Task requirements. Using the data below, gather each line that includes the word "或稀硫酸".
-- START Input for this task --
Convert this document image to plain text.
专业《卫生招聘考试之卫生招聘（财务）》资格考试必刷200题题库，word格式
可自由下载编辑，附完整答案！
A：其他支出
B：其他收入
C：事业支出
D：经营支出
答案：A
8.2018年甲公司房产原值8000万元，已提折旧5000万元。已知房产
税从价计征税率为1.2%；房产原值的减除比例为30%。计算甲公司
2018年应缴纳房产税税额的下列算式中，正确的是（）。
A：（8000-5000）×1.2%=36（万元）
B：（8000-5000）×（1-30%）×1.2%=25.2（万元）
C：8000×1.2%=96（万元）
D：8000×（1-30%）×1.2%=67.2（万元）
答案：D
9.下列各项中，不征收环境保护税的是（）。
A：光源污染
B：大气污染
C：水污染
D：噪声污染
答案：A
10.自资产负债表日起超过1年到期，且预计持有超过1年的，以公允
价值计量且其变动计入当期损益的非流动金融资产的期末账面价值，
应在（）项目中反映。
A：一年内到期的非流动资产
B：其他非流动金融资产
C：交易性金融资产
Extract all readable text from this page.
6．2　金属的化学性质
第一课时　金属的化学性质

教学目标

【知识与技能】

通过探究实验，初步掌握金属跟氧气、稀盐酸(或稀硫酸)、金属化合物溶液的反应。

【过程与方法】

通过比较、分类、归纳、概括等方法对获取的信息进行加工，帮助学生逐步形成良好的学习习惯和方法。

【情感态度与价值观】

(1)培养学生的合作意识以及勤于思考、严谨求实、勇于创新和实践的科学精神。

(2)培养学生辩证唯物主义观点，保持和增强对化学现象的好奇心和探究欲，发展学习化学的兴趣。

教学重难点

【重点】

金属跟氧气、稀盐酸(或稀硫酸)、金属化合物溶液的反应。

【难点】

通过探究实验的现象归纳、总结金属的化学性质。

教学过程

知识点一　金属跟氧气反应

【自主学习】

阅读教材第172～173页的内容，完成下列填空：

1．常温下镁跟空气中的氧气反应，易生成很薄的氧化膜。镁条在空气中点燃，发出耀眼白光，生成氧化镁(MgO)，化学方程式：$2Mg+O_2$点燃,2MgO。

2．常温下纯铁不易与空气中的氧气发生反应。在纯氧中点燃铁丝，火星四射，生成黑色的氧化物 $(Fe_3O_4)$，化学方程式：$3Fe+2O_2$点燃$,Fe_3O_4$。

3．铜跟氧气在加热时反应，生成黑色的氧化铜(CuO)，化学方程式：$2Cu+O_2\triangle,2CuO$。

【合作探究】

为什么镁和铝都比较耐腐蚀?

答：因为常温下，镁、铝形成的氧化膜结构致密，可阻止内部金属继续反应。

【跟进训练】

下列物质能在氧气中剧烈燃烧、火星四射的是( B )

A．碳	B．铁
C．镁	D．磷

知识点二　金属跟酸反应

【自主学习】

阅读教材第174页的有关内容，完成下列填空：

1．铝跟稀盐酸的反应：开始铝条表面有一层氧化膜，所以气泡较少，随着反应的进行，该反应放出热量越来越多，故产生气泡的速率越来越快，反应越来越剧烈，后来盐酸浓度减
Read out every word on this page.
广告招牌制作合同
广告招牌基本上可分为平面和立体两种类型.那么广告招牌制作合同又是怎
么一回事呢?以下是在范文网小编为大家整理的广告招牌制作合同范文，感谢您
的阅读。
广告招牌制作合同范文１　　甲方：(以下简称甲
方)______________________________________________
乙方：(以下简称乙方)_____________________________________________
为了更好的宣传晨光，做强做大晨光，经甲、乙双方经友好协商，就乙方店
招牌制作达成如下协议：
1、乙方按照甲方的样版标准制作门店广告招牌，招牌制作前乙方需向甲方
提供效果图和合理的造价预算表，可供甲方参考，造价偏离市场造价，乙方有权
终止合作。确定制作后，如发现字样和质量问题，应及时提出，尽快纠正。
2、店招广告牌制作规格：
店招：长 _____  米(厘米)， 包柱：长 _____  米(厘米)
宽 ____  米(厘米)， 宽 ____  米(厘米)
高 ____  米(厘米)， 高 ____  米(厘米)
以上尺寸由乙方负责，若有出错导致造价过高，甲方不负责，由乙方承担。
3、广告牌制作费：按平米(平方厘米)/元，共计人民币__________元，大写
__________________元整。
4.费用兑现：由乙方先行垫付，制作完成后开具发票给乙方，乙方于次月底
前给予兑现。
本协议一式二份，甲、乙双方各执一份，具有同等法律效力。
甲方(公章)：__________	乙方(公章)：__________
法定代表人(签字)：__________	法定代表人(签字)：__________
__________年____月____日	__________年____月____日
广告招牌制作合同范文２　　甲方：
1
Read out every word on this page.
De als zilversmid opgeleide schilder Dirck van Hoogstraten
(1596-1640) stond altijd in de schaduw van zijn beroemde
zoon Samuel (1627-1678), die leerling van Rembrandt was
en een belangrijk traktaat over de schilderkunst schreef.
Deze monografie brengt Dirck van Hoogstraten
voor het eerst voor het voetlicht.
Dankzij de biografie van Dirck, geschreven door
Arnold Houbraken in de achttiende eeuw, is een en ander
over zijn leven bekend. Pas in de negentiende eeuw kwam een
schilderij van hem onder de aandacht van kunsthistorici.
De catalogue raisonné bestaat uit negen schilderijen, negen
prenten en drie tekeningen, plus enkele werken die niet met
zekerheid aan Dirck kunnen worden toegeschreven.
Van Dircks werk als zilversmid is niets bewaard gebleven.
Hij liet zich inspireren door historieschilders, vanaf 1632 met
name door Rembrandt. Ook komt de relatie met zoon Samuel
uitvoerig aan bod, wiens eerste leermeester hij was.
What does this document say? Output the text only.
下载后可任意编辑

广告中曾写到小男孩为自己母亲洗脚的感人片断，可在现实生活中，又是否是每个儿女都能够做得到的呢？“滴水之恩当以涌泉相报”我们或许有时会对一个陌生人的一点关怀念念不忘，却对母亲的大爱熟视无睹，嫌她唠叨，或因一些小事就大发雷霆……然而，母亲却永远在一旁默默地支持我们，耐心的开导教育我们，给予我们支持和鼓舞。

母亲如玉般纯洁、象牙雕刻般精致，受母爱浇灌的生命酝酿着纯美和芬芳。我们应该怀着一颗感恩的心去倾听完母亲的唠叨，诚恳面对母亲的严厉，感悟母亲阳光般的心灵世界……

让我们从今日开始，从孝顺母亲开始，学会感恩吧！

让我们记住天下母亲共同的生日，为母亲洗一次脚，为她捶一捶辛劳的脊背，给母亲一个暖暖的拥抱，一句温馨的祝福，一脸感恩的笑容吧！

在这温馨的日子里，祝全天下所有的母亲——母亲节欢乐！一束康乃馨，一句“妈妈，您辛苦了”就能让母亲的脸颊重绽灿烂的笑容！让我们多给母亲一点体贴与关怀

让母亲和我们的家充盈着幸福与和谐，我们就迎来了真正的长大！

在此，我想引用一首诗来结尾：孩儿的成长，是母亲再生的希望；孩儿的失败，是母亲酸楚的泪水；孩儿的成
-- END Input for this task --
Expected answer.
通过探究实验，初步掌握金属跟氧气、稀盐酸(或稀硫酸)、金属化合物溶液的反应。
金属跟氧气、稀盐酸(或稀硫酸)、金属化合物溶液的反应。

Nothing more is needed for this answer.